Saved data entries
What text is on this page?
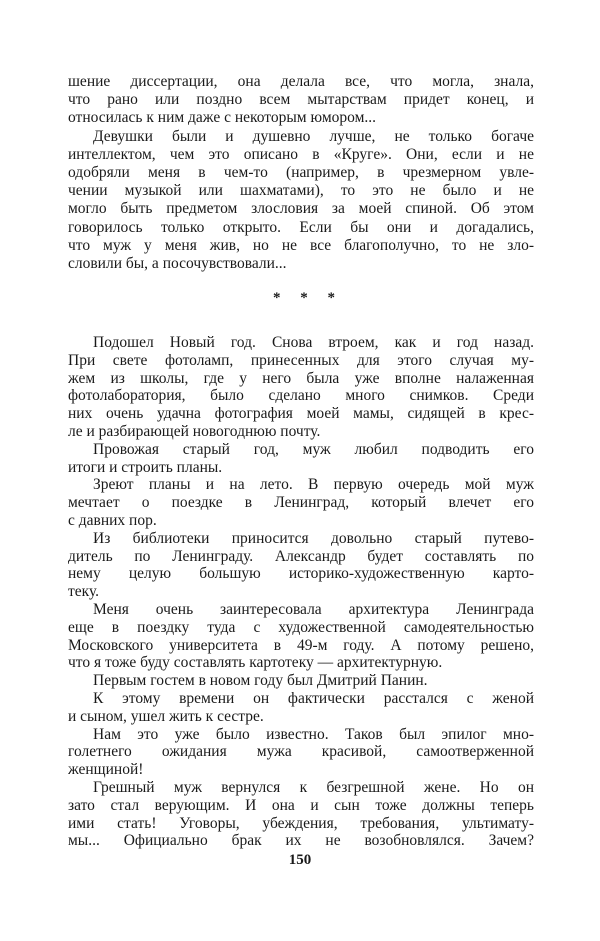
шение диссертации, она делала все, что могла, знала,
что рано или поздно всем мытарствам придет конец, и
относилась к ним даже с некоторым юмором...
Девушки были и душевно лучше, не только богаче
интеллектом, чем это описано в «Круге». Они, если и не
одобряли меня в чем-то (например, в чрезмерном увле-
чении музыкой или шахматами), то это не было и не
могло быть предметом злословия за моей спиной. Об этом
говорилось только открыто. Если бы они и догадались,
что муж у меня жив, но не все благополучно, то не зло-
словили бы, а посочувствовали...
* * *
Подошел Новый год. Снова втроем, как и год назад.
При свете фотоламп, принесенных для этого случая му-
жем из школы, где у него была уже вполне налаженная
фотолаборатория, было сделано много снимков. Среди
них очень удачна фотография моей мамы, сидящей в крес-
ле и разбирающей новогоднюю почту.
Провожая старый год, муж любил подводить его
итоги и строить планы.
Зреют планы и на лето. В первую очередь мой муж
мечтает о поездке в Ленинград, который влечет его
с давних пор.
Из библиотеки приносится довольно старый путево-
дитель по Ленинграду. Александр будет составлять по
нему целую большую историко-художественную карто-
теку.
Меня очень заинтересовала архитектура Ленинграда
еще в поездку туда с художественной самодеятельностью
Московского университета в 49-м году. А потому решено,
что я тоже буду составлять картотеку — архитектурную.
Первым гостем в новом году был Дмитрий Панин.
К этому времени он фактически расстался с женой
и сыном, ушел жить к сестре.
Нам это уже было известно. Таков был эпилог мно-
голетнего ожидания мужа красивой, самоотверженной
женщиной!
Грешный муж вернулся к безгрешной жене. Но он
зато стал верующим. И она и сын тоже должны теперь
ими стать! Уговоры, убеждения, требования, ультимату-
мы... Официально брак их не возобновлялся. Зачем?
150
* * *
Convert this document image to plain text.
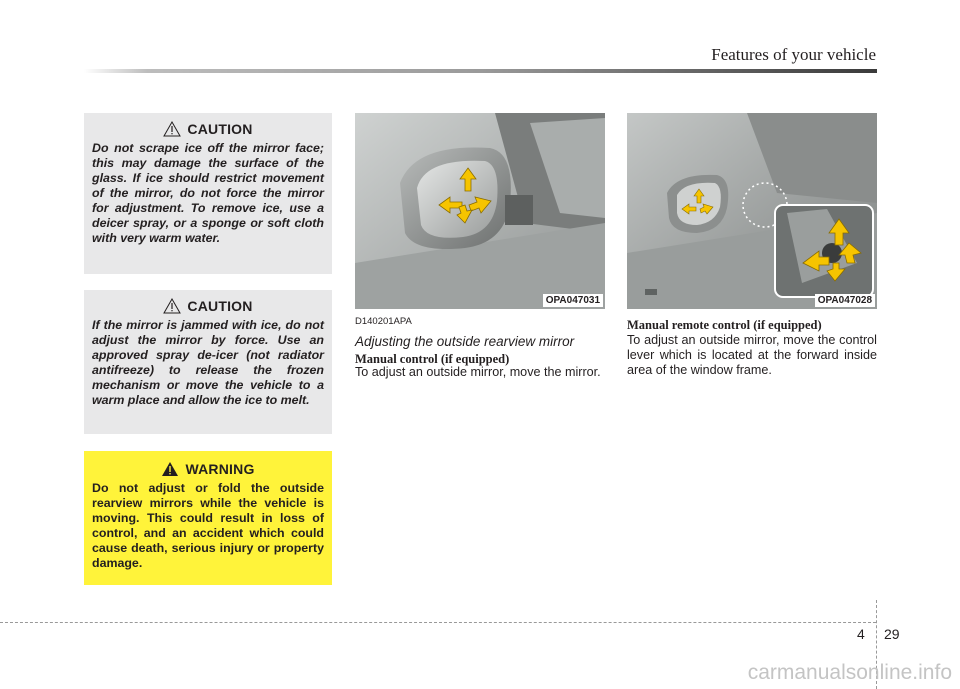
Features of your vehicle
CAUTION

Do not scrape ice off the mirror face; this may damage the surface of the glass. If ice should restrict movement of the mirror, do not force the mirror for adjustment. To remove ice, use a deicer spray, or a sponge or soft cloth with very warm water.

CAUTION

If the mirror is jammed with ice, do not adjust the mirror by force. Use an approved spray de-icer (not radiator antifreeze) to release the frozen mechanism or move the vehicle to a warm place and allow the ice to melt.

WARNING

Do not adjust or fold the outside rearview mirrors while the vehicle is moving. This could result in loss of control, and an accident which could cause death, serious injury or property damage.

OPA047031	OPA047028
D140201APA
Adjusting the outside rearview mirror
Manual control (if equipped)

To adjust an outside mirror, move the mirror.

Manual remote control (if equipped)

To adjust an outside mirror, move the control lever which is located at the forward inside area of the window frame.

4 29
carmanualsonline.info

_EXERCISE AIM:_ Extract all lines that hold the word "vehicle".

_ANSWER TO THE TASK:_
Features of your vehicle
If the mirror is jammed with ice, do not adjust the mirror by force. Use an approved spray de-icer (not radiator antifreeze) to release the frozen mechanism or move the vehicle to a warm place and allow the ice to melt.
Do not adjust or fold the outside rearview mirrors while the vehicle is moving. This could result in loss of control, and an accident which could cause death, serious injury or property damage.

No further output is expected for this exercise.